TASK PROMPT
Examine the records and identify each line that includes the string "with". Copy those lines.

DATA TO PROCESS
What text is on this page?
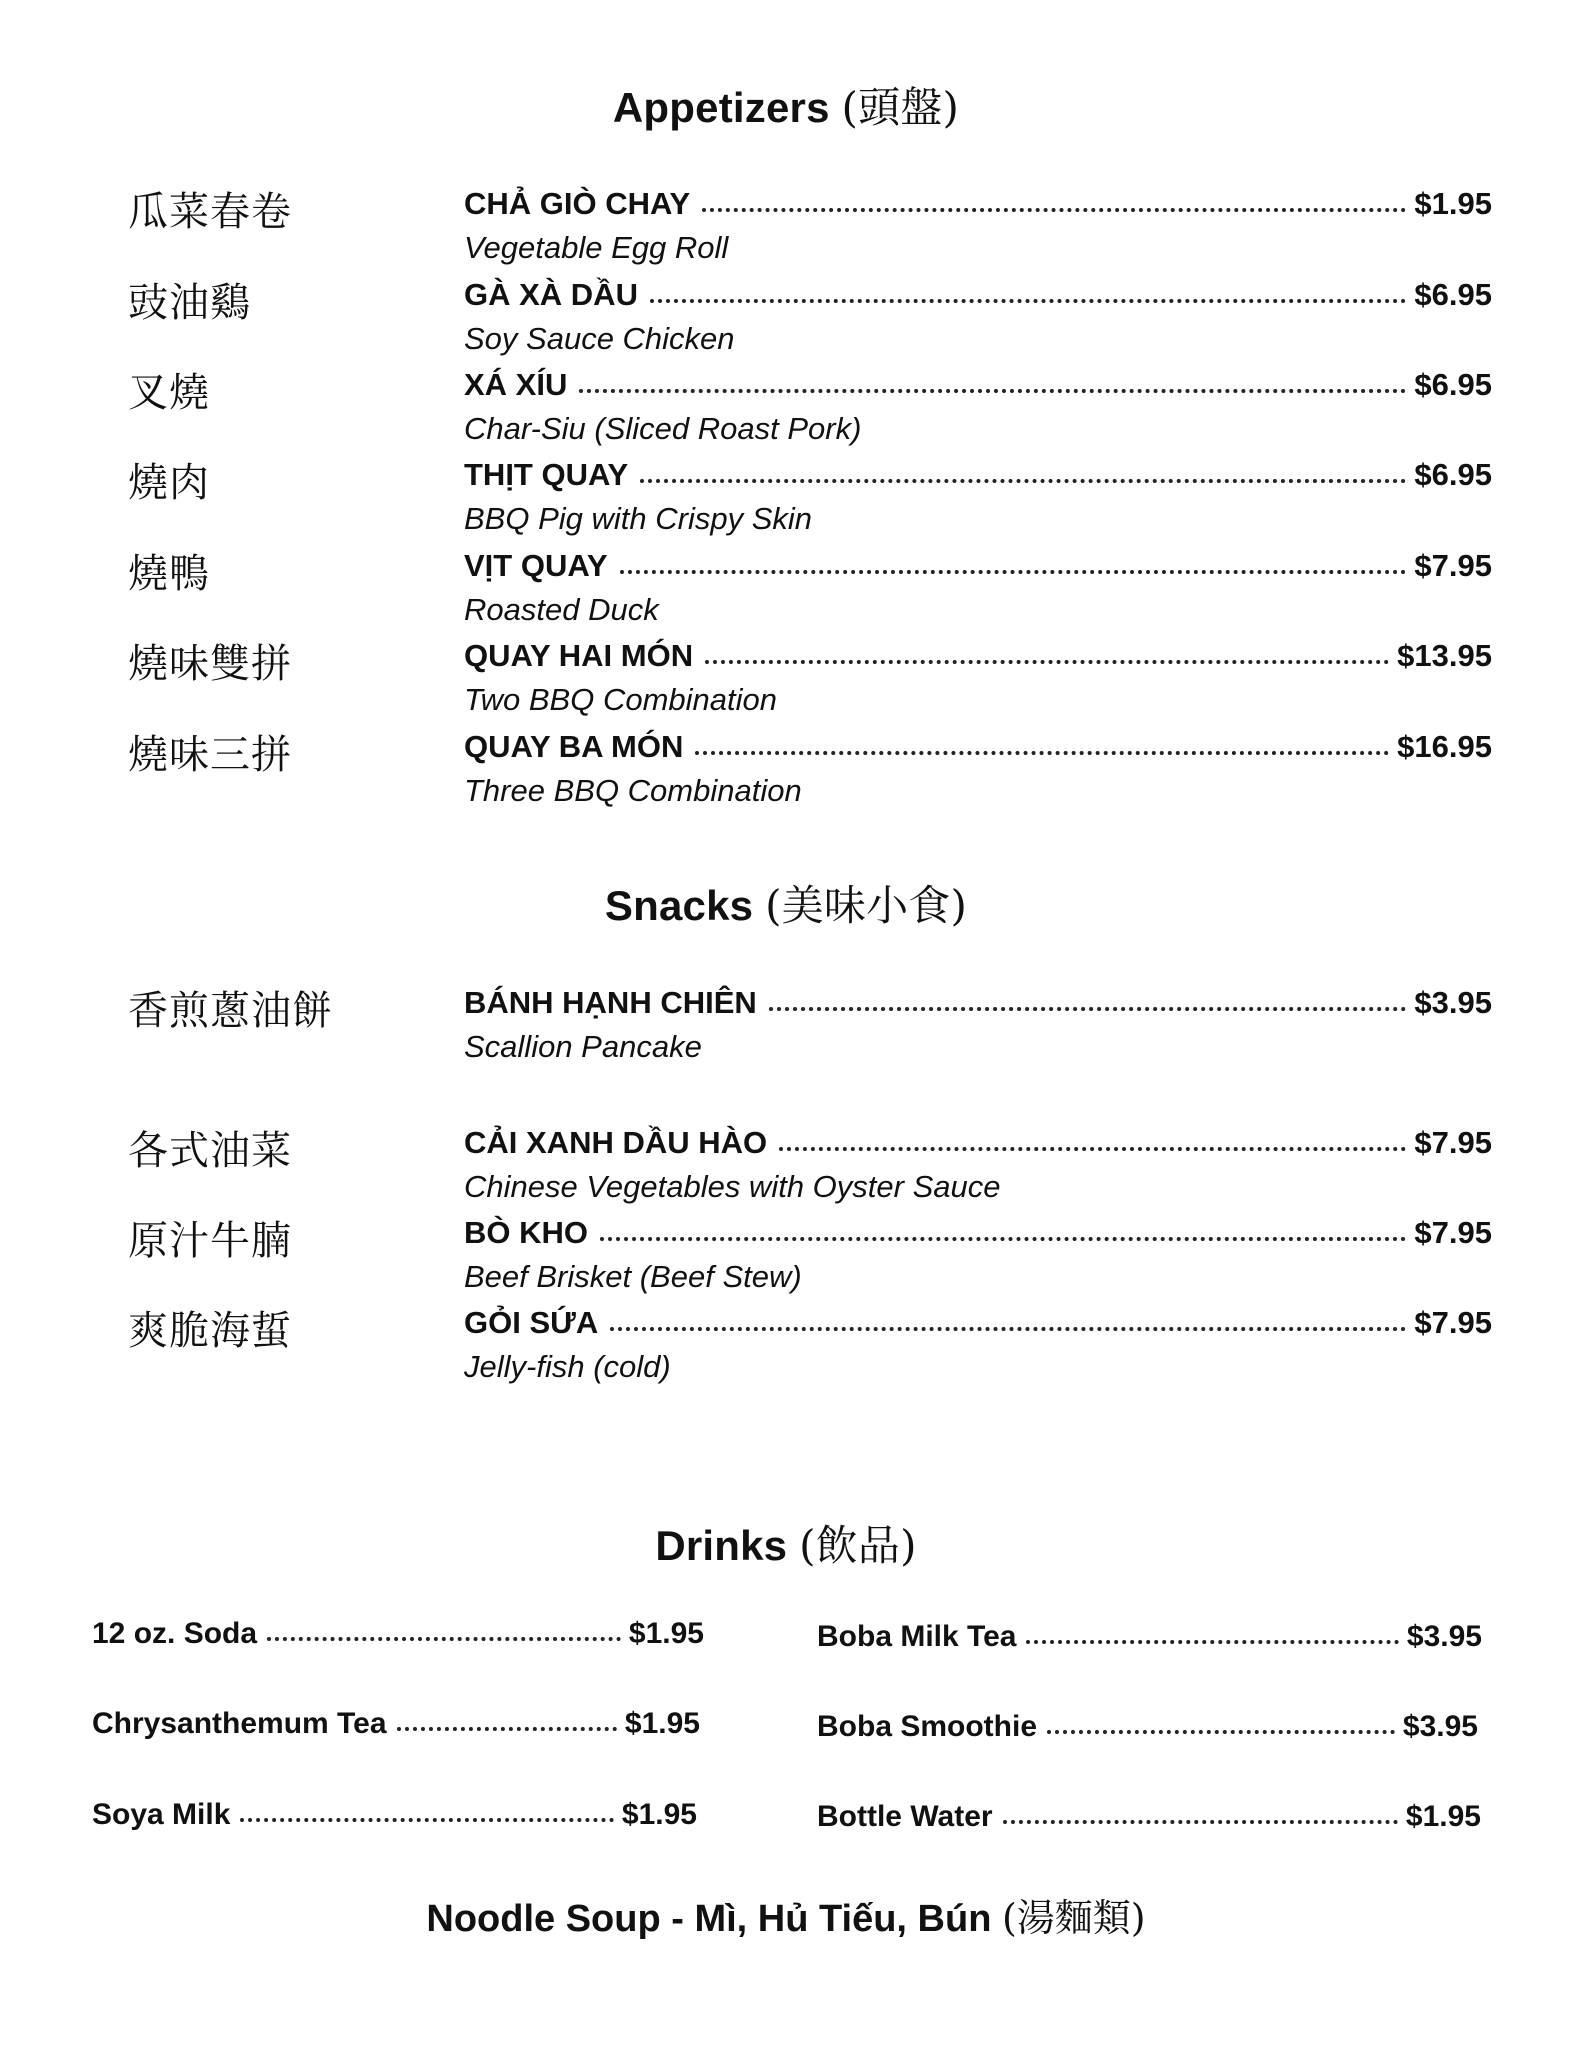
Appetizers (頭盤)
瓜菜春卷	CHẢ GIÒ CHAY	$1.95
Vegetable Egg Roll
豉油鷄	GÀ XÀ DẦU	$6.95
Soy Sauce Chicken
叉燒	XÁ XÍU	$6.95
Char-Siu (Sliced Roast Pork)
燒肉	THỊT QUAY	$6.95
BBQ Pig with Crispy Skin
燒鴨	VỊT QUAY	$7.95
Roasted Duck
燒味雙拼	QUAY HAI MÓN	$13.95
Two BBQ Combination
燒味三拼	QUAY BA MÓN	$16.95
Three BBQ Combination
Snacks (美味小食)
香煎蔥油餅	BÁNH HẠNH CHIÊN	$3.95
Scallion Pancake
各式油菜	CẢI XANH DẦU HÀO	$7.95
Chinese Vegetables with Oyster Sauce
原汁牛腩	BÒ KHO	$7.95
Beef Brisket (Beef Stew)
爽脆海蜇	GỎI SỨA	$7.95
Jelly-fish (cold)
Drinks (飲品)
12 oz. Soda	$1.95
Chrysanthemum Tea	$1.95
Soya Milk	$1.95
Boba Milk Tea	$3.95
Boba Smoothie	$3.95
Bottle Water	$1.95
Noodle Soup - Mì, Hủ Tiếu, Bún (湯麵類)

ANSWER IN FULL
BBQ Pig with Crispy Skin
Chinese Vegetables with Oyster Sauce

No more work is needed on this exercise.